## EXERCISE REQUIREMENTS
Restate the full listing word for word and leave the pictures out.

## DATASET RECORDS
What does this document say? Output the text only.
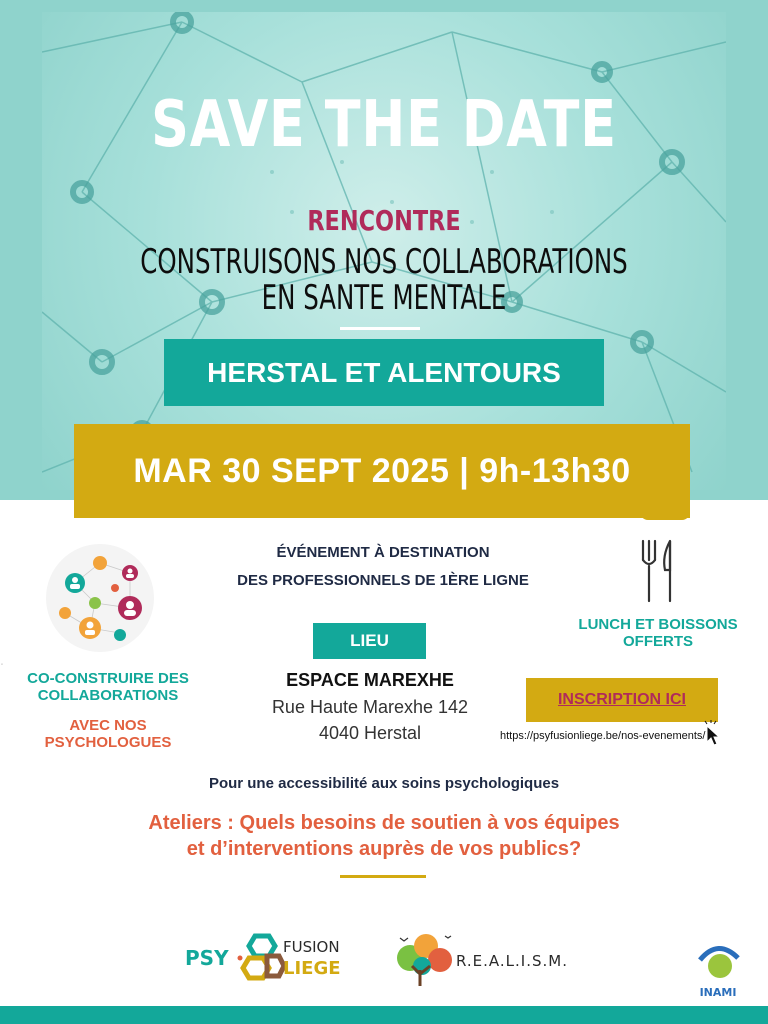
SAVE THE DATE
RENCONTRE
CONSTRUISONS NOS COLLABORATIONS
EN SANTE MENTALE
HERSTAL ET ALENTOURS
MAR 30 SEPT 2025 | 9h-13h30
◦
CO-CONSTRUIRE DES
COLLABORATIONS
AVEC NOS
PSYCHOLOGUES
ÉVÉNEMENT À DESTINATION
DES PROFESSIONNELS DE 1ÈRE LIGNE
LIEU
ESPACE MAREXHE
Rue Haute Marexhe 142
4040 Herstal
LUNCH ET BOISSONS
OFFERTS
INSCRIPTION ICI
https://psyfusionliege.be/nos-evenements/
Pour une accessibilité aux soins psychologiques
Ateliers : Quels besoins de soutien à vos équipes
et d’interventions auprès de vos publics?
PSY	FUSION
LIEGE	R.E.A.L.I.S.M.
INAMI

## IN RESPONSE
What does this document say? Output the text only.
SAVE THE DATE
RENCONTRE
CONSTRUISONS NOS COLLABORATIONS
EN SANTE MENTALE
HERSTAL ET ALENTOURS
MAR 30 SEPT 2025 | 9h-13h30
◦
CO-CONSTRUIRE DES
COLLABORATIONS
AVEC NOS
PSYCHOLOGUES
ÉVÉNEMENT À DESTINATION
DES PROFESSIONNELS DE 1ÈRE LIGNE
LIEU
ESPACE MAREXHE
Rue Haute Marexhe 142
4040 Herstal
LUNCH ET BOISSONS
OFFERTS
INSCRIPTION ICI
https://psyfusionliege.be/nos-evenements/
Pour une accessibilité aux soins psychologiques
Ateliers : Quels besoins de soutien à vos équipes
et d’interventions auprès de vos publics?
PSY	FUSION
LIEGE	R.E.A.L.I.S.M.
INAMI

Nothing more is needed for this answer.